Report only the number of lines below in which the string "mean" appears.

Dataset items:
===============
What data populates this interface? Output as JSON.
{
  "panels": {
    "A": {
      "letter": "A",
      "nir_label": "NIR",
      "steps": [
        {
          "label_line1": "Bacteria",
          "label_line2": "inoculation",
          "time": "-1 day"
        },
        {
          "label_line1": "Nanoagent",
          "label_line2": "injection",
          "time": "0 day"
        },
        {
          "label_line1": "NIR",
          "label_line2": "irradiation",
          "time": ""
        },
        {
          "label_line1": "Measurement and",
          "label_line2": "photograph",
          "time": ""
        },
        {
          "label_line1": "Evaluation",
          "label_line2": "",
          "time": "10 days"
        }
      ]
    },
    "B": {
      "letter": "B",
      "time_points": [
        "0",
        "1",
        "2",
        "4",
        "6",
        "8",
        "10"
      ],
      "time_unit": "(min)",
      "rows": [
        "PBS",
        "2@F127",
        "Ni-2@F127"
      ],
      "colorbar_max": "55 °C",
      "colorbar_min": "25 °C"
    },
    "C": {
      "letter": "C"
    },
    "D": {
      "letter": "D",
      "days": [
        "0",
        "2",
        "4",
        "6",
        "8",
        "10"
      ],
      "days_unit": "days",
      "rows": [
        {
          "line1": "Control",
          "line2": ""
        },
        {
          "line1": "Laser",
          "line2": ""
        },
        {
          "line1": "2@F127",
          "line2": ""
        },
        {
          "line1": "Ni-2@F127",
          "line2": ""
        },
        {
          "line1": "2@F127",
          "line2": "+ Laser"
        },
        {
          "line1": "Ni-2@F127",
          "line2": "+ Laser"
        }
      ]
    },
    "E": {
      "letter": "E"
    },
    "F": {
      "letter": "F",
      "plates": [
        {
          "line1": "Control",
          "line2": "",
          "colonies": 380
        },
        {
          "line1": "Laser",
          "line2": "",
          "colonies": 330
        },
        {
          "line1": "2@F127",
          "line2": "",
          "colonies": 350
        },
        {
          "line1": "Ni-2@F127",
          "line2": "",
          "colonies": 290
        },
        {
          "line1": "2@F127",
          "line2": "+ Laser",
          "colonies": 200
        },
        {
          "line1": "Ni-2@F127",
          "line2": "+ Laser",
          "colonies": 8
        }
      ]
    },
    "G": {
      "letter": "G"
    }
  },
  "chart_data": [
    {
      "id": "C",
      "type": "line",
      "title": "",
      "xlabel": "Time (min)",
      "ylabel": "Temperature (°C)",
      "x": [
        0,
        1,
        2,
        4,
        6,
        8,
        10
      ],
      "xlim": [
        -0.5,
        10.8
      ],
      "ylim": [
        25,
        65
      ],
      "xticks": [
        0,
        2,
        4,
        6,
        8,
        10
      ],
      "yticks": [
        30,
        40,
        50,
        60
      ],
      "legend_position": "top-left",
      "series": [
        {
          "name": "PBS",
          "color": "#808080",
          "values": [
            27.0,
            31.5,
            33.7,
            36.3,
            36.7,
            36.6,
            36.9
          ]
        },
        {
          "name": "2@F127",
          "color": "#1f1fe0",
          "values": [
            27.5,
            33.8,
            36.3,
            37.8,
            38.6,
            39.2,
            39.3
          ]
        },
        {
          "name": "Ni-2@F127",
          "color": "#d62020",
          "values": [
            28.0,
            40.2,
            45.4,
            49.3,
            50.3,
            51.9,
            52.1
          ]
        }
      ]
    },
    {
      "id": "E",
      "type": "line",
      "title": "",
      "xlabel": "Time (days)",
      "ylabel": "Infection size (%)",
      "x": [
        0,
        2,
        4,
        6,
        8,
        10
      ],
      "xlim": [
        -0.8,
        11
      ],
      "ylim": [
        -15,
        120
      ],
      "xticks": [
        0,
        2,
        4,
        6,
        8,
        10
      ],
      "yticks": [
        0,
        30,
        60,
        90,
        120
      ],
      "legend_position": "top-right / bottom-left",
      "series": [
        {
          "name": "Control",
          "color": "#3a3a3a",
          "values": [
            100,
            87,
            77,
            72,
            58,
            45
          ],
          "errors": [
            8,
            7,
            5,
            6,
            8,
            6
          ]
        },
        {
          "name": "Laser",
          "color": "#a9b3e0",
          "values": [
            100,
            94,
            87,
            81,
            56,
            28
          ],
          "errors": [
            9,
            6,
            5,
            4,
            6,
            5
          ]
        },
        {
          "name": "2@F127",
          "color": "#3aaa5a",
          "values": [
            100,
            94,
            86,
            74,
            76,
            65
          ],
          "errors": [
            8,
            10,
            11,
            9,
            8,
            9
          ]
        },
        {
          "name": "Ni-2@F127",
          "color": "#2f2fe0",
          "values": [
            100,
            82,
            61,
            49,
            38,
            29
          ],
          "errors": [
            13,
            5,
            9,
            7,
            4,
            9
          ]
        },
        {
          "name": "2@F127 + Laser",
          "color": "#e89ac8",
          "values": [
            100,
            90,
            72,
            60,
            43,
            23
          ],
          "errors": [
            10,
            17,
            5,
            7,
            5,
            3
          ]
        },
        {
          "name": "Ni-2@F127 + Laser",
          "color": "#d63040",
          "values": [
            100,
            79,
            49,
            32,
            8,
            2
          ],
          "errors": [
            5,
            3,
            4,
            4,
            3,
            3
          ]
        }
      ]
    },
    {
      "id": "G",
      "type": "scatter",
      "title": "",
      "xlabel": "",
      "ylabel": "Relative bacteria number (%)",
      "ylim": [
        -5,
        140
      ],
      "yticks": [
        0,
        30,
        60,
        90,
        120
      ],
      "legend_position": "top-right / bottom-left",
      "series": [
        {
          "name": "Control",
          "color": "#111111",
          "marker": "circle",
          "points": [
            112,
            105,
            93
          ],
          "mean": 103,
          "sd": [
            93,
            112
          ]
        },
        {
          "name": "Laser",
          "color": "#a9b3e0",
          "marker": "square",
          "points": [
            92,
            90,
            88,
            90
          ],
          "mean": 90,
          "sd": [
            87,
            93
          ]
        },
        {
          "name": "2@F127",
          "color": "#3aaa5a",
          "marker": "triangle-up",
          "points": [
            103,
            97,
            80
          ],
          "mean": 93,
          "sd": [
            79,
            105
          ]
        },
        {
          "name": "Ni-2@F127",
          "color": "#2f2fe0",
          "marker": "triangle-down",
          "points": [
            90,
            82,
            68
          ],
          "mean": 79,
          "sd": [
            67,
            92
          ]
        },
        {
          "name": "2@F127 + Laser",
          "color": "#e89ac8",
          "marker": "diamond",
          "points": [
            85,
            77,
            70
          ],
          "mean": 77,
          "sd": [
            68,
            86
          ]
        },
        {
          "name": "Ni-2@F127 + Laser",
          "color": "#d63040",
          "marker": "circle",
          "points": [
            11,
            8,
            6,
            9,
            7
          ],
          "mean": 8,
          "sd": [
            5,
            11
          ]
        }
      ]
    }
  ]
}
===============
ANSWER AREA: 6